#### What to work on
Read the lines below. Copy out any that hold the string "orientation".

Items from a figure collection:
···

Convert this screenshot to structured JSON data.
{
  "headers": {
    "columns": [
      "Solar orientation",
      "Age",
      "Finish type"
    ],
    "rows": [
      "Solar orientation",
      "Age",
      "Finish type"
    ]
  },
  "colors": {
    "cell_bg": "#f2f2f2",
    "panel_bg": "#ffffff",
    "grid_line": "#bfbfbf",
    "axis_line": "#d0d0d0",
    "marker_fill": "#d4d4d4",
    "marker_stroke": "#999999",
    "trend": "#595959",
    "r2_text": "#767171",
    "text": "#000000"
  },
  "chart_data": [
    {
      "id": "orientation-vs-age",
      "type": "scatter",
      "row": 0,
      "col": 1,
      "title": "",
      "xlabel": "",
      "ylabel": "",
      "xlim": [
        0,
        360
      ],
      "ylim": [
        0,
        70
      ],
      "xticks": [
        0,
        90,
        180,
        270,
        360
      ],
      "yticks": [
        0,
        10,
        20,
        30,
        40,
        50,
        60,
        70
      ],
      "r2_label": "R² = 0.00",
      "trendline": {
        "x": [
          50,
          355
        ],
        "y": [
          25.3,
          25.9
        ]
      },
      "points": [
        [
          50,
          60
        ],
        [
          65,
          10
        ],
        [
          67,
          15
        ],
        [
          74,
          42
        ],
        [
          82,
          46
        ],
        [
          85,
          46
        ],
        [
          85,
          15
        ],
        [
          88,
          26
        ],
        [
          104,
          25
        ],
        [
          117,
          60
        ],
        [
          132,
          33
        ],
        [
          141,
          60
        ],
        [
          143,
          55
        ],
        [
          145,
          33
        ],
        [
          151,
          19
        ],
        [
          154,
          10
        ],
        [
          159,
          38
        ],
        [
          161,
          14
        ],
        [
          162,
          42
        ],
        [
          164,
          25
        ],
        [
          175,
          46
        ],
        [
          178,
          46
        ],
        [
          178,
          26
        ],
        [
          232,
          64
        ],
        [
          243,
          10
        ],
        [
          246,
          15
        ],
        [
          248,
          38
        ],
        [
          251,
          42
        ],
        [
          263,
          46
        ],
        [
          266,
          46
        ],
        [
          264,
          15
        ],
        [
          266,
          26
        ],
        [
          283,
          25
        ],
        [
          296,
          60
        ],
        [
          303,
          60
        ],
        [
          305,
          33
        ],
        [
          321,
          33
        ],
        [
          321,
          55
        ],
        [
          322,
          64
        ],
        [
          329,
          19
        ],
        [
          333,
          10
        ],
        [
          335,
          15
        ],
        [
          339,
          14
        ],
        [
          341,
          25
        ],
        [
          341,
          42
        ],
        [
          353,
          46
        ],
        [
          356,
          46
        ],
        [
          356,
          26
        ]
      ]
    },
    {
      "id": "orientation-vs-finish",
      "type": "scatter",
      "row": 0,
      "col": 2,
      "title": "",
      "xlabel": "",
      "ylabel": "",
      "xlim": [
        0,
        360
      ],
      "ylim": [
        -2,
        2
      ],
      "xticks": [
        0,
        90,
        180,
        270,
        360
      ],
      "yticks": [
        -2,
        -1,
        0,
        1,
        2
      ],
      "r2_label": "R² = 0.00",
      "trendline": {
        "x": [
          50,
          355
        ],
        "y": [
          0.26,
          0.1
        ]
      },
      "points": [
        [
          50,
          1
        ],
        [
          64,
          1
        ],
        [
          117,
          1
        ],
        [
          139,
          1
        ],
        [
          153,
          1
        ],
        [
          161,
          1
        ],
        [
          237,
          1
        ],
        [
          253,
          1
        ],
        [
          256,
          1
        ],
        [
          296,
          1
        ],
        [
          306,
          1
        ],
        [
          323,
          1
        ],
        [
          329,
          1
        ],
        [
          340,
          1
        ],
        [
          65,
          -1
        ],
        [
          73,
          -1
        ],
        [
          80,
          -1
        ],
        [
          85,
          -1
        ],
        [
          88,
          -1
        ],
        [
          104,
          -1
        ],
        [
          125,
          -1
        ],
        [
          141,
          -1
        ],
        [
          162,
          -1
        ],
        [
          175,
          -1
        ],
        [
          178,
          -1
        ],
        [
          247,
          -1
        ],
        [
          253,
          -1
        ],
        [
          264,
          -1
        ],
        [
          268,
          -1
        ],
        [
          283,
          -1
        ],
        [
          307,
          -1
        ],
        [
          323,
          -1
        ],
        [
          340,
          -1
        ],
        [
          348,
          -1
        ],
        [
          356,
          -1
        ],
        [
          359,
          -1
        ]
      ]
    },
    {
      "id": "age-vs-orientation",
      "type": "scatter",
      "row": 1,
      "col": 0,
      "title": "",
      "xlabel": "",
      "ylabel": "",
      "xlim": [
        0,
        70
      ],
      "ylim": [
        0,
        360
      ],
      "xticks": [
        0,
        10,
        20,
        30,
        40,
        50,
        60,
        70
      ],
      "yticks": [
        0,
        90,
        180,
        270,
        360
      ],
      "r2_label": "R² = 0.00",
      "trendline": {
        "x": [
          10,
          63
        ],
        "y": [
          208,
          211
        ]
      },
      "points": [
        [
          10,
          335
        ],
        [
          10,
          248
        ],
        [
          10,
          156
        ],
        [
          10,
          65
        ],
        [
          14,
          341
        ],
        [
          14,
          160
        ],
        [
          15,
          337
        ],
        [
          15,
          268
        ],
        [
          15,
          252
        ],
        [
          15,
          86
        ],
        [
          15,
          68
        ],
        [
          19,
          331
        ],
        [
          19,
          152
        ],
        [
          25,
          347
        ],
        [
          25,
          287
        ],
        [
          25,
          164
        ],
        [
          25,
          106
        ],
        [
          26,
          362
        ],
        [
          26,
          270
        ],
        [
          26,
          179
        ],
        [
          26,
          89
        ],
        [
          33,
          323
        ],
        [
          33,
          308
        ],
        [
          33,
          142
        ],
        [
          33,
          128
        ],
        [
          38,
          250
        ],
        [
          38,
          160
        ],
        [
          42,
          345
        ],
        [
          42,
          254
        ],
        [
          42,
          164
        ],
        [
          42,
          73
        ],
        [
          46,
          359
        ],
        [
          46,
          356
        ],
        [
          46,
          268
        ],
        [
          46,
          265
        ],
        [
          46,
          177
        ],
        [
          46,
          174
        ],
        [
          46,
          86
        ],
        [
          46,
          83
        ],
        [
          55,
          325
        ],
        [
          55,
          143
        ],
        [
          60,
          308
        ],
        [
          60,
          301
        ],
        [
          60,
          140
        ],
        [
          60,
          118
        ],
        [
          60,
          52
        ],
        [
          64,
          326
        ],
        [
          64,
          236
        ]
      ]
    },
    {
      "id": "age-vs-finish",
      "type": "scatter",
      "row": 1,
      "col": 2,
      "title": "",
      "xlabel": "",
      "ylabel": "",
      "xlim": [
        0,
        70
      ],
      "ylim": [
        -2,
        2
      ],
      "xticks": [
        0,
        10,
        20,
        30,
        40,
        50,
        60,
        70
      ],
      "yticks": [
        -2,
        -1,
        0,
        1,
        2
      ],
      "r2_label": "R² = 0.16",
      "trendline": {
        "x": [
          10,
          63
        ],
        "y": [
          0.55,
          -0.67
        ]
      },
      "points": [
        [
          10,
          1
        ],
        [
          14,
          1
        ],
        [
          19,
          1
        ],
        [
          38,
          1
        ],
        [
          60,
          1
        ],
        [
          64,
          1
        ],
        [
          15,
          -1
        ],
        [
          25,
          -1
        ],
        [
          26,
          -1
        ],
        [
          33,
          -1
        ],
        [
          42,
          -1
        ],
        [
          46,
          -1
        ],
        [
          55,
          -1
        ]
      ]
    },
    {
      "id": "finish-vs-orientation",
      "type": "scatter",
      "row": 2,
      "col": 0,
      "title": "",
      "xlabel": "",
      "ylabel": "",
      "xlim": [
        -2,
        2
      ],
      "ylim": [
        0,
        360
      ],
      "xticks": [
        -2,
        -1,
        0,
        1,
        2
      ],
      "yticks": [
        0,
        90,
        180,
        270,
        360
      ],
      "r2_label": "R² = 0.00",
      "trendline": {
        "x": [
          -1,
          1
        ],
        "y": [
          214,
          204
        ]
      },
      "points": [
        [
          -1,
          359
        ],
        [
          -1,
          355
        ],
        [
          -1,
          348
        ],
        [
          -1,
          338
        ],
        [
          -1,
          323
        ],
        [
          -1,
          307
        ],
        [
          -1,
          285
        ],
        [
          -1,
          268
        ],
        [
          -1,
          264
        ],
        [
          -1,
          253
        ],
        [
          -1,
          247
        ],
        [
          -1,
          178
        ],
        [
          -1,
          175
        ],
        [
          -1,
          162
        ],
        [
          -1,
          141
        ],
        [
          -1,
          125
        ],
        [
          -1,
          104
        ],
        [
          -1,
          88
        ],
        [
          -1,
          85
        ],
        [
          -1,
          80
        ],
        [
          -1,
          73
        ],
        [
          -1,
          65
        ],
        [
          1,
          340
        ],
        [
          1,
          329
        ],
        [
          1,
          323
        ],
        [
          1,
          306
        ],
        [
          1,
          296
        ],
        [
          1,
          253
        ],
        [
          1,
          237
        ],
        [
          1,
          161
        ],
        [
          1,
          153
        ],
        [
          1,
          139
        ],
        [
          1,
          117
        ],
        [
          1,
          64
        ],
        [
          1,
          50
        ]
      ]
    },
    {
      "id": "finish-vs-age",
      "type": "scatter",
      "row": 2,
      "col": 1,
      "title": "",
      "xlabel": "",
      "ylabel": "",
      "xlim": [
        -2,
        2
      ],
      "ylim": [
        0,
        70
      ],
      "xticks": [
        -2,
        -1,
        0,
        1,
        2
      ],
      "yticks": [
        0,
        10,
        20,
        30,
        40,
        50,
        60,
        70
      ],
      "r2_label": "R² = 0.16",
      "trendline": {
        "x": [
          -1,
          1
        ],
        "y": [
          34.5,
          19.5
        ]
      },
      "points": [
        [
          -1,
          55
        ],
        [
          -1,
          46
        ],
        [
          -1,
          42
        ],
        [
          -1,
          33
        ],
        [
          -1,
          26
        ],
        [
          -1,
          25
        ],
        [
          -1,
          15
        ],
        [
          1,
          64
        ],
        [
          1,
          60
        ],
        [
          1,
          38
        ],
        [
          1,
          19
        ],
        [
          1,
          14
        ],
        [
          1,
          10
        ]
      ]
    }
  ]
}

···

#### Answer for the task
      "Solar orientation",
      "Solar orientation",
      "id": "orientation-vs-age",
      "id": "orientation-vs-finish",
      "id": "age-vs-orientation",
      "id": "finish-vs-orientation",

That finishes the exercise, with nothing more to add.